PROBLEM TO WORK ON: Copy all the lines of the data that include the word "pairs".
* * * * * * *
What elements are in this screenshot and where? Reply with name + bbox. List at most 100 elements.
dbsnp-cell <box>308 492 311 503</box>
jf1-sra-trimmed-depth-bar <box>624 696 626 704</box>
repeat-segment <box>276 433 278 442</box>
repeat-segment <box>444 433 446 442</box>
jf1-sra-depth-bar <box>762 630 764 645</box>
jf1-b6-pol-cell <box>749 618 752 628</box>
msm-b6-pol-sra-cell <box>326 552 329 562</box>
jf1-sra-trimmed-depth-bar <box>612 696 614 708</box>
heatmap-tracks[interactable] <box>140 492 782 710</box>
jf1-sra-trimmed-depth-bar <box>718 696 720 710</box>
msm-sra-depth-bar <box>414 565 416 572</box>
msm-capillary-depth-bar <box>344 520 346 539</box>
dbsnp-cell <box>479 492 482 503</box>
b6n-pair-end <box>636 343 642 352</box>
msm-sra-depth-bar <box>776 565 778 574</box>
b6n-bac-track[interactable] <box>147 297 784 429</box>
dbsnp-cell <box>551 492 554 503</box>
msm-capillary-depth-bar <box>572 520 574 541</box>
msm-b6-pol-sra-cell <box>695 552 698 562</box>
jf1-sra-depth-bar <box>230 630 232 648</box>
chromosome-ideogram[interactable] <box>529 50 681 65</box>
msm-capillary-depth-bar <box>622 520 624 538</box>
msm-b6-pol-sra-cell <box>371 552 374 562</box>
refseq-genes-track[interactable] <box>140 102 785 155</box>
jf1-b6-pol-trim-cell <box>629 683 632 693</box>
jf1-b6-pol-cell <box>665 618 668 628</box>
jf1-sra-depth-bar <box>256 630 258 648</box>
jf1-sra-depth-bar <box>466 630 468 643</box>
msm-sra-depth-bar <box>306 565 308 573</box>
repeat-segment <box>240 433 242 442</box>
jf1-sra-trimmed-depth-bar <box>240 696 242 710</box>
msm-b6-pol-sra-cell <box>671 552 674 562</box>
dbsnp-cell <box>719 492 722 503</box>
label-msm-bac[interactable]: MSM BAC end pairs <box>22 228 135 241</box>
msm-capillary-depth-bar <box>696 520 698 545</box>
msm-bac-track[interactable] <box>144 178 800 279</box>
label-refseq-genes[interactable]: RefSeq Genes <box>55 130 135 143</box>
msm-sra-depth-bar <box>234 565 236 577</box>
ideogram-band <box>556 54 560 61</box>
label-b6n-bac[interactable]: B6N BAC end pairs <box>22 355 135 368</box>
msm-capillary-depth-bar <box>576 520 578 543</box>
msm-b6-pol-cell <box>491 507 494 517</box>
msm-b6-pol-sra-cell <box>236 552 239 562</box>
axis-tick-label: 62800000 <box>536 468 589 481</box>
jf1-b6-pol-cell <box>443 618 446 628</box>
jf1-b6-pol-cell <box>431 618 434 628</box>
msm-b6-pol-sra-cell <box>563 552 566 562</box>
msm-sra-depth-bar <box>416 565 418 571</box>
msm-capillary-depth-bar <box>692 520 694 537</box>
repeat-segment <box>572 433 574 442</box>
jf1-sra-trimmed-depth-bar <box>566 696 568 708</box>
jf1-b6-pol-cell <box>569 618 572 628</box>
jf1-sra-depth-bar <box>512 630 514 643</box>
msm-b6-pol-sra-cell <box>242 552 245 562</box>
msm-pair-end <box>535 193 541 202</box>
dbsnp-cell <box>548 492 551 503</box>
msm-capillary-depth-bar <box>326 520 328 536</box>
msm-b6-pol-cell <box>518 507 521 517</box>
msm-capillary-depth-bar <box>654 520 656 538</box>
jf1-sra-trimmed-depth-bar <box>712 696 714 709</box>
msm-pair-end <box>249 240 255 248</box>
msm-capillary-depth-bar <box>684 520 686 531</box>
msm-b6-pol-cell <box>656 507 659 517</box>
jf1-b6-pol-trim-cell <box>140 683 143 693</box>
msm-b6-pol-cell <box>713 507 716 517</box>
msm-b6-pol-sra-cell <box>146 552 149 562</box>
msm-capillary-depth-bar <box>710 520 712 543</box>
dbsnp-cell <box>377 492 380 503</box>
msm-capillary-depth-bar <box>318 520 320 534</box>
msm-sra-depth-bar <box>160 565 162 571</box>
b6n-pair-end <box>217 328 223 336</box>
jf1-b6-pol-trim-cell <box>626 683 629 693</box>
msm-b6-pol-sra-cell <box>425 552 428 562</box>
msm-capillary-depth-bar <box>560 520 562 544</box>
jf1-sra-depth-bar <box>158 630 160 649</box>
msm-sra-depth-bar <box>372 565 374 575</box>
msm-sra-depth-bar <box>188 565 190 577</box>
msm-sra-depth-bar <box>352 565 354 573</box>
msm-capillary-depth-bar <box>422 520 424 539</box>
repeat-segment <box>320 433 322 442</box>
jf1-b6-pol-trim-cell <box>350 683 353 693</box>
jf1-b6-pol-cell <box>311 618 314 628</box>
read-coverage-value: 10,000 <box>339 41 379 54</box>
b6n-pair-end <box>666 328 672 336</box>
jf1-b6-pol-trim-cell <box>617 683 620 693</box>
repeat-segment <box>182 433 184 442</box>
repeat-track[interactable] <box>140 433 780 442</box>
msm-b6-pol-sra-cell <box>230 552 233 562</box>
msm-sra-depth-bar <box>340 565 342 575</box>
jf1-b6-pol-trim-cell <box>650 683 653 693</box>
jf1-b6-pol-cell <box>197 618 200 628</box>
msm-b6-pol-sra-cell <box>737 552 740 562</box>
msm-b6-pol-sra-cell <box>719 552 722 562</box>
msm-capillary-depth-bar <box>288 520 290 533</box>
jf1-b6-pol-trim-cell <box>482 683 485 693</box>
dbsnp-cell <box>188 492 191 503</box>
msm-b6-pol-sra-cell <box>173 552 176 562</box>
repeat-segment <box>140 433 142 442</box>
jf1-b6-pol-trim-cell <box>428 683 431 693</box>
* * * * * * *
RESPONSE TO THIS EXERCISE:
label-msm-bac[interactable]: MSM BAC end pairs <box>22 228 135 241</box>
label-b6n-bac[interactable]: B6N BAC end pairs <box>22 355 135 368</box>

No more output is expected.